STATED TASK: Without the images, output each record below as it stands.

[START OF EXERCISE MATERIALS]

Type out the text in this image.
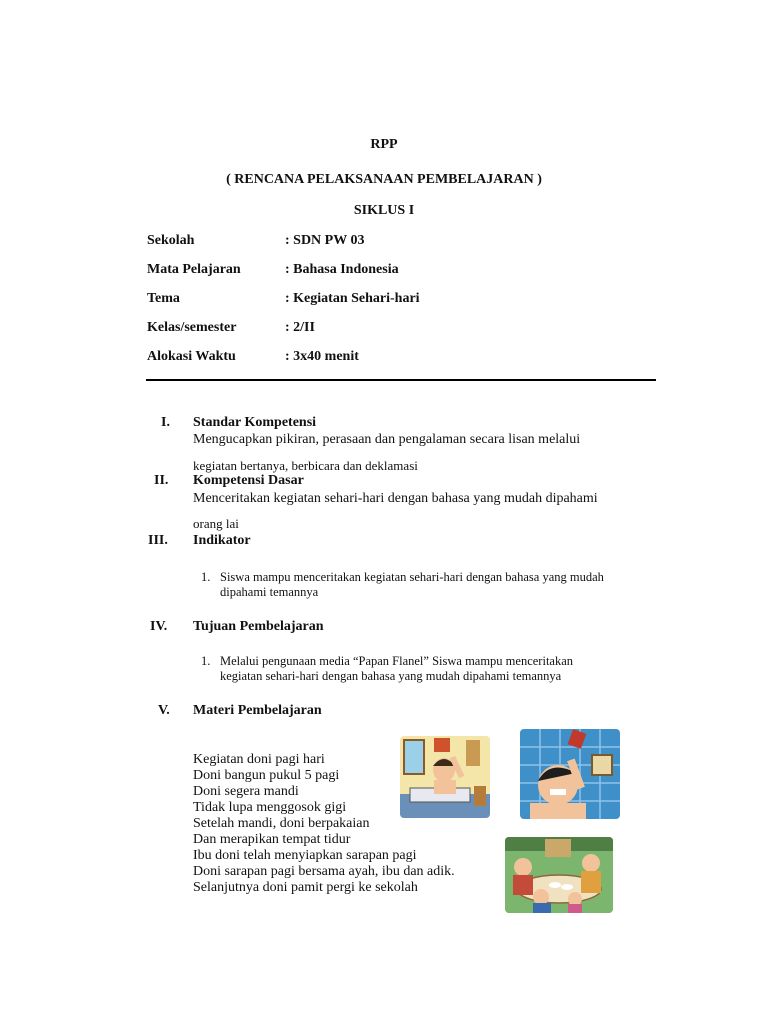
RPP
( RENCANA PELAKSANAAN PEMBELAJARAN )
SIKLUS I
Sekolah	: SDN PW 03
Mata Pelajaran	: Bahasa Indonesia
Tema	: Kegiatan Sehari-hari
Kelas/semester	: 2/II
Alokasi Waktu	: 3x40 menit
I. Standar Kompetensi
Mengucapkan pikiran, perasaan dan pengalaman secara lisan melalui
kegiatan bertanya, berbicara dan deklamasi
II. Kompetensi Dasar
Menceritakan kegiatan sehari-hari dengan bahasa yang mudah dipahami
orang lai
III. Indikator
1. Siswa mampu menceritakan kegiatan sehari-hari dengan bahasa yang mudah
dipahami temannya
IV. Tujuan Pembelajaran
1. Melalui pengunaan media “Papan Flanel” Siswa mampu menceritakan
kegiatan sehari-hari dengan bahasa yang mudah dipahami temannya
V. Materi Pembelajaran
Kegiatan doni pagi hari
Doni bangun pukul 5 pagi
Doni segera mandi
Tidak lupa menggosok gigi
Setelah mandi, doni berpakaian
Dan merapikan tempat tidur
Ibu doni telah menyiapkan sarapan pagi
Doni sarapan pagi bersama ayah, ibu dan adik.
Selanjutnya doni pamit pergi ke sekolah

[END OF EXERCISE MATERIALS]

SOLVED EXERCISE:
Type out the text in this image.
RPP
( RENCANA PELAKSANAAN PEMBELAJARAN )
SIKLUS I
Sekolah	: SDN PW 03
Mata Pelajaran	: Bahasa Indonesia
Tema	: Kegiatan Sehari-hari
Kelas/semester	: 2/II
Alokasi Waktu	: 3x40 menit
I. Standar Kompetensi
Mengucapkan pikiran, perasaan dan pengalaman secara lisan melalui
kegiatan bertanya, berbicara dan deklamasi
II. Kompetensi Dasar
Menceritakan kegiatan sehari-hari dengan bahasa yang mudah dipahami
orang lai
III. Indikator
1. Siswa mampu menceritakan kegiatan sehari-hari dengan bahasa yang mudah
dipahami temannya
IV. Tujuan Pembelajaran
1. Melalui pengunaan media “Papan Flanel” Siswa mampu menceritakan
kegiatan sehari-hari dengan bahasa yang mudah dipahami temannya
V. Materi Pembelajaran
Kegiatan doni pagi hari
Doni bangun pukul 5 pagi
Doni segera mandi
Tidak lupa menggosok gigi
Setelah mandi, doni berpakaian
Dan merapikan tempat tidur
Ibu doni telah menyiapkan sarapan pagi
Doni sarapan pagi bersama ayah, ibu dan adik.
Selanjutnya doni pamit pergi ke sekolah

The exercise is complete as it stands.